__Exercise description__
Transcribe the entries below exactly; leave every image out.

__Records to process__

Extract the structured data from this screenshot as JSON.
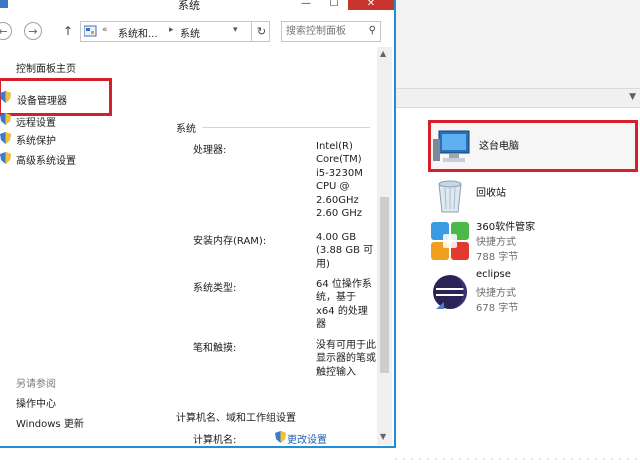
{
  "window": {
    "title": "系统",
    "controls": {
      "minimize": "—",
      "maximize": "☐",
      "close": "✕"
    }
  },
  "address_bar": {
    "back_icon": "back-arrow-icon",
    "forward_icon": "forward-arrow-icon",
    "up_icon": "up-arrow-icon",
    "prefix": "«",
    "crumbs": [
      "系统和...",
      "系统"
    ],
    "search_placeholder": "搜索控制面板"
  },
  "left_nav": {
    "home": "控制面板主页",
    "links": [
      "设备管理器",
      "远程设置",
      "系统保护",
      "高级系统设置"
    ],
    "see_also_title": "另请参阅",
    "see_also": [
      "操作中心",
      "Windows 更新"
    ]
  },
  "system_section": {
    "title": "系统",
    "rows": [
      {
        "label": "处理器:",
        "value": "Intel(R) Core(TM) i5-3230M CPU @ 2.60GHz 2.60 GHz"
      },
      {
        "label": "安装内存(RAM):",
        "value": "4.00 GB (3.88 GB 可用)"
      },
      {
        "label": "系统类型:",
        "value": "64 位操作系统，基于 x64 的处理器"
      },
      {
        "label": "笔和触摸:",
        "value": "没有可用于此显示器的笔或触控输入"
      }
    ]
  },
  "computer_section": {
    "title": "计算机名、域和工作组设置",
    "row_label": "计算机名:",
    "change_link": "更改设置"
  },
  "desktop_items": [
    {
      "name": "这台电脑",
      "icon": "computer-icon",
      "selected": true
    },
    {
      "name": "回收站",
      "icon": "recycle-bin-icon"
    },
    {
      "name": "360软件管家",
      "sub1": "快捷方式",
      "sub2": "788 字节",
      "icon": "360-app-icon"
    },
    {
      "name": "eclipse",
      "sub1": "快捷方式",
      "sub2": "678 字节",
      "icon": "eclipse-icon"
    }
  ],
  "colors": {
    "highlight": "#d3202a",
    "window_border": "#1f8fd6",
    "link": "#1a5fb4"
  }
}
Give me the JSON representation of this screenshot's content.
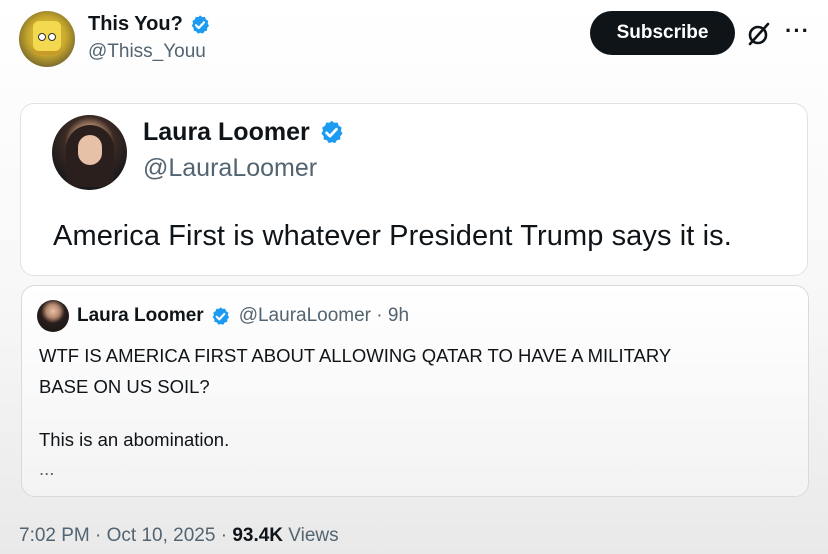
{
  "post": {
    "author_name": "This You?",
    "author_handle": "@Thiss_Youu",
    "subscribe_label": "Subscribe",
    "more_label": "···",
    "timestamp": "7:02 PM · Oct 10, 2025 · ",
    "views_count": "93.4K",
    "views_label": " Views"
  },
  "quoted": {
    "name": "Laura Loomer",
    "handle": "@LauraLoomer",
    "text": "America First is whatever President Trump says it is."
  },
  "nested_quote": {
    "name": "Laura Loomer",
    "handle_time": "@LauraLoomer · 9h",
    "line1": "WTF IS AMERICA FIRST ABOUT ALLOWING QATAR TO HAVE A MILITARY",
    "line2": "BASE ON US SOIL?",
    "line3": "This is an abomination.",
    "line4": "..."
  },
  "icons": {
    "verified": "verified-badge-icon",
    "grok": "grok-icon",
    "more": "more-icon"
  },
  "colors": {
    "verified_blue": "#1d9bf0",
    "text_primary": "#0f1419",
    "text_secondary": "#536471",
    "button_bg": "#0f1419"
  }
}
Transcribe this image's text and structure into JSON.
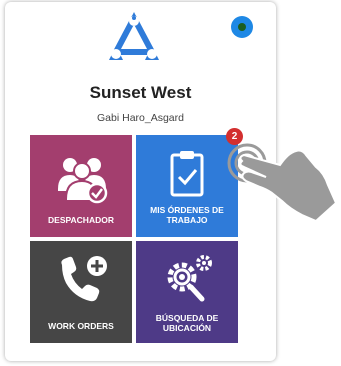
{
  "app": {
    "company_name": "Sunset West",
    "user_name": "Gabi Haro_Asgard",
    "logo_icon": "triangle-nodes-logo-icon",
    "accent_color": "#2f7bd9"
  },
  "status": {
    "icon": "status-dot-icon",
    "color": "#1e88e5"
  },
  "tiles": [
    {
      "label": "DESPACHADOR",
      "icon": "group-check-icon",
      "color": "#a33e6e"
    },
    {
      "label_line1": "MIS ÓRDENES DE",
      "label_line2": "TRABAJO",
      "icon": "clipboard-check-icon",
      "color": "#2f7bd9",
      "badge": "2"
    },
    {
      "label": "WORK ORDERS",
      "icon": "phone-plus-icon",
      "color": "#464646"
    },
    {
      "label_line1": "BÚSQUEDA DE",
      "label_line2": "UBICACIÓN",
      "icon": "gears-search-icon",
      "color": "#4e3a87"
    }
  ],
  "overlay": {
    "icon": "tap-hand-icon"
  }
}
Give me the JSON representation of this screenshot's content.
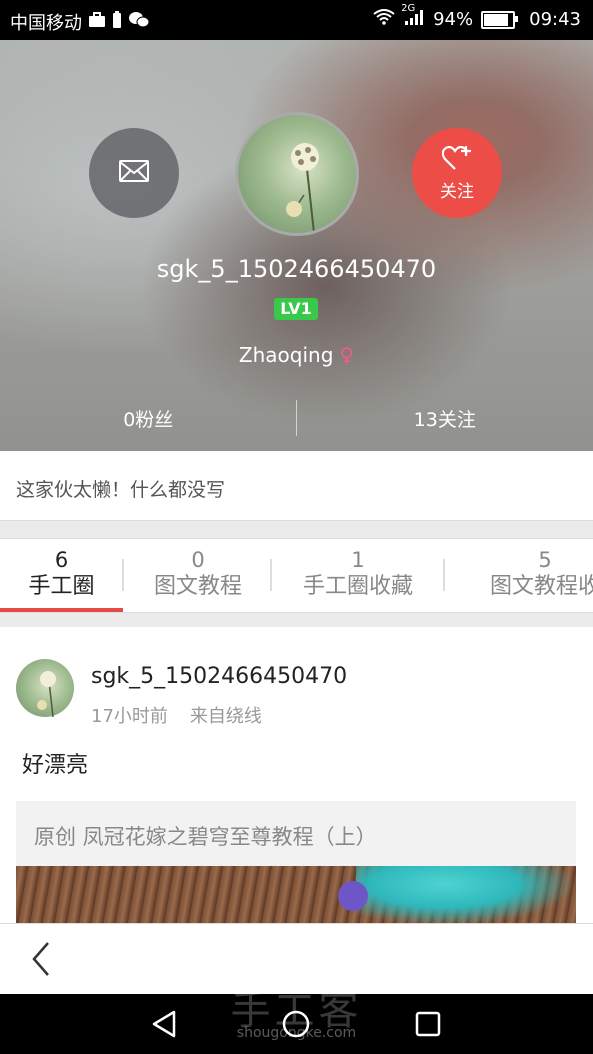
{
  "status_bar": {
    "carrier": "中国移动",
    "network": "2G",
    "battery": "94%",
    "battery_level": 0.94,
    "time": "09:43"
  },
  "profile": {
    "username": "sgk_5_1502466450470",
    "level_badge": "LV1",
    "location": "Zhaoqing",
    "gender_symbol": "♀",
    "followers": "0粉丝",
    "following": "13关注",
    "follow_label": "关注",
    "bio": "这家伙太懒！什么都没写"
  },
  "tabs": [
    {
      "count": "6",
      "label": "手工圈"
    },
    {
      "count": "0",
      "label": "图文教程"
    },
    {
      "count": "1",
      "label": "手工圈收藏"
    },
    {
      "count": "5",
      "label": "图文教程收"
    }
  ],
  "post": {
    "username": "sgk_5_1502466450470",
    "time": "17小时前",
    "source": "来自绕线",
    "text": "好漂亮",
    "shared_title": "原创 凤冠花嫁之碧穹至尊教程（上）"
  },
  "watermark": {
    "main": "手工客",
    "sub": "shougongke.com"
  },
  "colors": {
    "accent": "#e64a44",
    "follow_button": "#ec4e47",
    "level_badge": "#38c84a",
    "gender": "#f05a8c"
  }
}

__Solution for this exercise__
Extract the structured data from this screenshot as JSON.
{
  "window": {
    "title": "系统",
    "controls": {
      "minimize": "—",
      "maximize": "☐",
      "close": "✕"
    }
  },
  "address_bar": {
    "back_icon": "back-arrow-icon",
    "forward_icon": "forward-arrow-icon",
    "up_icon": "up-arrow-icon",
    "prefix": "«",
    "crumbs": [
      "系统和...",
      "系统"
    ],
    "search_placeholder": "搜索控制面板"
  },
  "left_nav": {
    "home": "控制面板主页",
    "links": [
      "设备管理器",
      "远程设置",
      "系统保护",
      "高级系统设置"
    ],
    "see_also_title": "另请参阅",
    "see_also": [
      "操作中心",
      "Windows 更新"
    ]
  },
  "system_section": {
    "title": "系统",
    "rows": [
      {
        "label": "处理器:",
        "value": "Intel(R) Core(TM) i5-3230M CPU @ 2.60GHz 2.60 GHz"
      },
      {
        "label": "安装内存(RAM):",
        "value": "4.00 GB (3.88 GB 可用)"
      },
      {
        "label": "系统类型:",
        "value": "64 位操作系统，基于 x64 的处理器"
      },
      {
        "label": "笔和触摸:",
        "value": "没有可用于此显示器的笔或触控输入"
      }
    ]
  },
  "computer_section": {
    "title": "计算机名、域和工作组设置",
    "row_label": "计算机名:",
    "change_link": "更改设置"
  },
  "desktop_items": [
    {
      "name": "这台电脑",
      "icon": "computer-icon",
      "selected": true
    },
    {
      "name": "回收站",
      "icon": "recycle-bin-icon"
    },
    {
      "name": "360软件管家",
      "sub1": "快捷方式",
      "sub2": "788 字节",
      "icon": "360-app-icon"
    },
    {
      "name": "eclipse",
      "sub1": "快捷方式",
      "sub2": "678 字节",
      "icon": "eclipse-icon"
    }
  ],
  "colors": {
    "highlight": "#d3202a",
    "window_border": "#1f8fd6",
    "link": "#1a5fb4"
  }
}
Give me the JSON representation of this screenshot's content.
{
  "post": {
    "author_name": "This You?",
    "author_handle": "@Thiss_Youu",
    "subscribe_label": "Subscribe",
    "more_label": "···",
    "timestamp": "7:02 PM · Oct 10, 2025 · ",
    "views_count": "93.4K",
    "views_label": " Views"
  },
  "quoted": {
    "name": "Laura Loomer",
    "handle": "@LauraLoomer",
    "text": "America First is whatever President Trump says it is."
  },
  "nested_quote": {
    "name": "Laura Loomer",
    "handle_time": "@LauraLoomer · 9h",
    "line1": "WTF IS AMERICA FIRST ABOUT ALLOWING QATAR TO HAVE A MILITARY",
    "line2": "BASE ON US SOIL?",
    "line3": "This is an abomination.",
    "line4": "..."
  },
  "icons": {
    "verified": "verified-badge-icon",
    "grok": "grok-icon",
    "more": "more-icon"
  },
  "colors": {
    "verified_blue": "#1d9bf0",
    "text_primary": "#0f1419",
    "text_secondary": "#536471",
    "button_bg": "#0f1419"
  }
}
Transcribe this image's text and structure into JSON.
{
  "app": {
    "company_name": "Sunset West",
    "user_name": "Gabi Haro_Asgard",
    "logo_icon": "triangle-nodes-logo-icon",
    "accent_color": "#2f7bd9"
  },
  "status": {
    "icon": "status-dot-icon",
    "color": "#1e88e5"
  },
  "tiles": [
    {
      "label": "DESPACHADOR",
      "icon": "group-check-icon",
      "color": "#a33e6e"
    },
    {
      "label_line1": "MIS ÓRDENES DE",
      "label_line2": "TRABAJO",
      "icon": "clipboard-check-icon",
      "color": "#2f7bd9",
      "badge": "2"
    },
    {
      "label": "WORK ORDERS",
      "icon": "phone-plus-icon",
      "color": "#464646"
    },
    {
      "label_line1": "BÚSQUEDA DE",
      "label_line2": "UBICACIÓN",
      "icon": "gears-search-icon",
      "color": "#4e3a87"
    }
  ],
  "overlay": {
    "icon": "tap-hand-icon"
  }
}
Give me the JSON representation of this screenshot's content.
{
  "status_bar": {
    "carrier": "中国移动",
    "network": "2G",
    "battery": "94%",
    "battery_level": 0.94,
    "time": "09:43"
  },
  "profile": {
    "username": "sgk_5_1502466450470",
    "level_badge": "LV1",
    "location": "Zhaoqing",
    "gender_symbol": "♀",
    "followers": "0粉丝",
    "following": "13关注",
    "follow_label": "关注",
    "bio": "这家伙太懒！什么都没写"
  },
  "tabs": [
    {
      "count": "6",
      "label": "手工圈"
    },
    {
      "count": "0",
      "label": "图文教程"
    },
    {
      "count": "1",
      "label": "手工圈收藏"
    },
    {
      "count": "5",
      "label": "图文教程收"
    }
  ],
  "post": {
    "username": "sgk_5_1502466450470",
    "time": "17小时前",
    "source": "来自绕线",
    "text": "好漂亮",
    "shared_title": "原创 凤冠花嫁之碧穹至尊教程（上）"
  },
  "watermark": {
    "main": "手工客",
    "sub": "shougongke.com"
  },
  "colors": {
    "accent": "#e64a44",
    "follow_button": "#ec4e47",
    "level_badge": "#38c84a",
    "gender": "#f05a8c"
  }
}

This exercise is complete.